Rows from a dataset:
----------------------------------------

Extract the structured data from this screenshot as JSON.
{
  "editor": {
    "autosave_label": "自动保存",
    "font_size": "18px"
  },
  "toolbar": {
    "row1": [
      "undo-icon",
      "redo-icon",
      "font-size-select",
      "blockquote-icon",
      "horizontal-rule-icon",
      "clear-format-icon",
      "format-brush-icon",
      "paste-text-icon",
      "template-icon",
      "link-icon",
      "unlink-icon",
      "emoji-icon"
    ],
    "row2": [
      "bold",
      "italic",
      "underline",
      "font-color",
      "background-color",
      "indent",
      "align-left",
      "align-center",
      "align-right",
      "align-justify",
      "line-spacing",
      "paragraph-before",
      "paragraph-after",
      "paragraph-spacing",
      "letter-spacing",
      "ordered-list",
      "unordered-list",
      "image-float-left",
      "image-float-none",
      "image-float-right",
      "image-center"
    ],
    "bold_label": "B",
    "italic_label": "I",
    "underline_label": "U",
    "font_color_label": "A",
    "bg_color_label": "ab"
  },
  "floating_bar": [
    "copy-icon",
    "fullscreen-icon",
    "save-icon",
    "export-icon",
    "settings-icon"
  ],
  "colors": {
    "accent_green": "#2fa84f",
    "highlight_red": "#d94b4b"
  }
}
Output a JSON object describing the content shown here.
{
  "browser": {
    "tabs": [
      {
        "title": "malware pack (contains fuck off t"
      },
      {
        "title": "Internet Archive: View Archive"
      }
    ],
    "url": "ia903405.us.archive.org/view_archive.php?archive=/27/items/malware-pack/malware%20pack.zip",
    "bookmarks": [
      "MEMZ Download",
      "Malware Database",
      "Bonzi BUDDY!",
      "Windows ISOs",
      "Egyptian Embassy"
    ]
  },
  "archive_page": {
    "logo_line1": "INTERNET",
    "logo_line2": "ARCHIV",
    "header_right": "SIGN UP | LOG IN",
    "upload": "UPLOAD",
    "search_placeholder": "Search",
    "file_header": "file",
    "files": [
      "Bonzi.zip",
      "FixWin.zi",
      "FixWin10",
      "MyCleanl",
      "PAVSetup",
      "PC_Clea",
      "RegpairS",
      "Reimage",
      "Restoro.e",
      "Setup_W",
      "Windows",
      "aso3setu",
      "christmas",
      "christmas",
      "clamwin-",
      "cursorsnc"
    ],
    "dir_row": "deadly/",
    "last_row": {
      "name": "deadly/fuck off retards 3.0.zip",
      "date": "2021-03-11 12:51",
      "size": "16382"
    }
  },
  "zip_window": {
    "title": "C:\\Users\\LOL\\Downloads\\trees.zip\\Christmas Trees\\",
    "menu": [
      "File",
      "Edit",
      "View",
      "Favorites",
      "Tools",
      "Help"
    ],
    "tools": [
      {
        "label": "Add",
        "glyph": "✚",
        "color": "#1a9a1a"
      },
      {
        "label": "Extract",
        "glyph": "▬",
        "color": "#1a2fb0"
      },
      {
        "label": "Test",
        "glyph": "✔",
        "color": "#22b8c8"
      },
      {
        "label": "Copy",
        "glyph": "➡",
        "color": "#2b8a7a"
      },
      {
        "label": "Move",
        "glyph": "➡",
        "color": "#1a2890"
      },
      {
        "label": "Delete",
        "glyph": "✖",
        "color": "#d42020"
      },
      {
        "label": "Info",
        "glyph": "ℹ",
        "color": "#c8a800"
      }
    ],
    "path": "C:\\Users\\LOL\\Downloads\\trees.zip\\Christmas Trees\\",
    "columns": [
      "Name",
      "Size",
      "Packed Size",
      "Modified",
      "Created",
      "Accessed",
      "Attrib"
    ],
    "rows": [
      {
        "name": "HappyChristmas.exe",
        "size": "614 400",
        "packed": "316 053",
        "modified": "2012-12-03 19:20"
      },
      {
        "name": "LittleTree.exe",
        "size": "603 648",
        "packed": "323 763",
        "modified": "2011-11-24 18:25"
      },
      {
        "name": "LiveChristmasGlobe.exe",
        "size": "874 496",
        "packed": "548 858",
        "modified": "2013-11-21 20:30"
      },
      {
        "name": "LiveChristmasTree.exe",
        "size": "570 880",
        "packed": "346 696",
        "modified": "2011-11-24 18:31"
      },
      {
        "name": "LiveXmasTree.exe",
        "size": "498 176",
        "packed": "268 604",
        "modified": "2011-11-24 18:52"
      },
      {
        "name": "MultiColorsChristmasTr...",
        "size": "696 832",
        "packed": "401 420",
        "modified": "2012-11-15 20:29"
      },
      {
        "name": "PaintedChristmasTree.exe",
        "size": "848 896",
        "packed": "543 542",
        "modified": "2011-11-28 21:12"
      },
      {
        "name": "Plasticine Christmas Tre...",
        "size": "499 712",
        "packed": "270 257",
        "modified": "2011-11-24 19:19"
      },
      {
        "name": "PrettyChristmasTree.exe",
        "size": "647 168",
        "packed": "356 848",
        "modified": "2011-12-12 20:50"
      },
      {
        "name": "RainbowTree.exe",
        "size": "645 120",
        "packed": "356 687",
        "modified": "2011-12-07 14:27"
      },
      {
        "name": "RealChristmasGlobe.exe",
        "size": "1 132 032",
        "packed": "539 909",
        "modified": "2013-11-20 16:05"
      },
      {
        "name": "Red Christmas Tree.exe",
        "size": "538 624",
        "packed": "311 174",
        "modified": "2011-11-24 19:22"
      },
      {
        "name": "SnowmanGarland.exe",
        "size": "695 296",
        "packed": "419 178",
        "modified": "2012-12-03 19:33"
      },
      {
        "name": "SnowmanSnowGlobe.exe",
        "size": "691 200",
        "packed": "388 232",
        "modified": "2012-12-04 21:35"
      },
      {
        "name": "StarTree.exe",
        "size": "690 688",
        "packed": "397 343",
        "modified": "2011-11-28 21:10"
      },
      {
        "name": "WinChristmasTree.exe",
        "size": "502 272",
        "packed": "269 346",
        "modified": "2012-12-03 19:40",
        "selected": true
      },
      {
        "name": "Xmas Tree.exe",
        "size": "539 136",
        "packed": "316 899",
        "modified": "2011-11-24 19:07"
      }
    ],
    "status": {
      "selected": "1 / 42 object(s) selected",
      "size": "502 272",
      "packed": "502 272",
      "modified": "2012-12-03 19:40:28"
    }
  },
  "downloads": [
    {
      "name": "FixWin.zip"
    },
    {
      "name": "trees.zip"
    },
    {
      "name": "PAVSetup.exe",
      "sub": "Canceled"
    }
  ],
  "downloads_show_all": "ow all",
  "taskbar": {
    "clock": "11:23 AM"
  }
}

----------------------------------------

§ **PROMPT**:
Select from the material above each line in which the string "object" appears, and list those lines.

§ **SOLUTION TO THE EXERCISE**:
Output a JSON object describing the content shown here.
      "selected": "1 / 42 object(s) selected",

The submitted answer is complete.